- Short exercise -
Retype every entry exactly, character for character.

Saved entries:

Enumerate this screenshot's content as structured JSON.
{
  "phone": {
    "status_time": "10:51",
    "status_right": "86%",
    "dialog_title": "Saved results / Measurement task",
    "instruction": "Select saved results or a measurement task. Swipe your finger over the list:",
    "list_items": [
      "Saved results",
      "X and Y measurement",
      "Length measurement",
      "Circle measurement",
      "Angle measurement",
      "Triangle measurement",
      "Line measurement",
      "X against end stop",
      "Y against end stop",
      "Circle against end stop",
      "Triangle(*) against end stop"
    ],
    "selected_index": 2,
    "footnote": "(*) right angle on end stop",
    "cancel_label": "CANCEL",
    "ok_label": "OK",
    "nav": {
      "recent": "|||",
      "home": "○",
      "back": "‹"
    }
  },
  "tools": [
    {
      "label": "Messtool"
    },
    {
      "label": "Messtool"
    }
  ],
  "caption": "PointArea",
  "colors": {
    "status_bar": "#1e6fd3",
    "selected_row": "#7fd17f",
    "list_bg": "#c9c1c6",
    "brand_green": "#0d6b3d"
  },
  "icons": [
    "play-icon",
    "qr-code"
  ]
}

- Reply -
Enumerate this screenshot's content as structured JSON.
{
  "phone": {
    "status_time": "10:51",
    "status_right": "86%",
    "dialog_title": "Saved results / Measurement task",
    "instruction": "Select saved results or a measurement task. Swipe your finger over the list:",
    "list_items": [
      "Saved results",
      "X and Y measurement",
      "Length measurement",
      "Circle measurement",
      "Angle measurement",
      "Triangle measurement",
      "Line measurement",
      "X against end stop",
      "Y against end stop",
      "Circle against end stop",
      "Triangle(*) against end stop"
    ],
    "selected_index": 2,
    "footnote": "(*) right angle on end stop",
    "cancel_label": "CANCEL",
    "ok_label": "OK",
    "nav": {
      "recent": "|||",
      "home": "○",
      "back": "‹"
    }
  },
  "tools": [
    {
      "label": "Messtool"
    },
    {
      "label": "Messtool"
    }
  ],
  "caption": "PointArea",
  "colors": {
    "status_bar": "#1e6fd3",
    "selected_row": "#7fd17f",
    "list_bg": "#c9c1c6",
    "brand_green": "#0d6b3d"
  },
  "icons": [
    "play-icon",
    "qr-code"
  ]
}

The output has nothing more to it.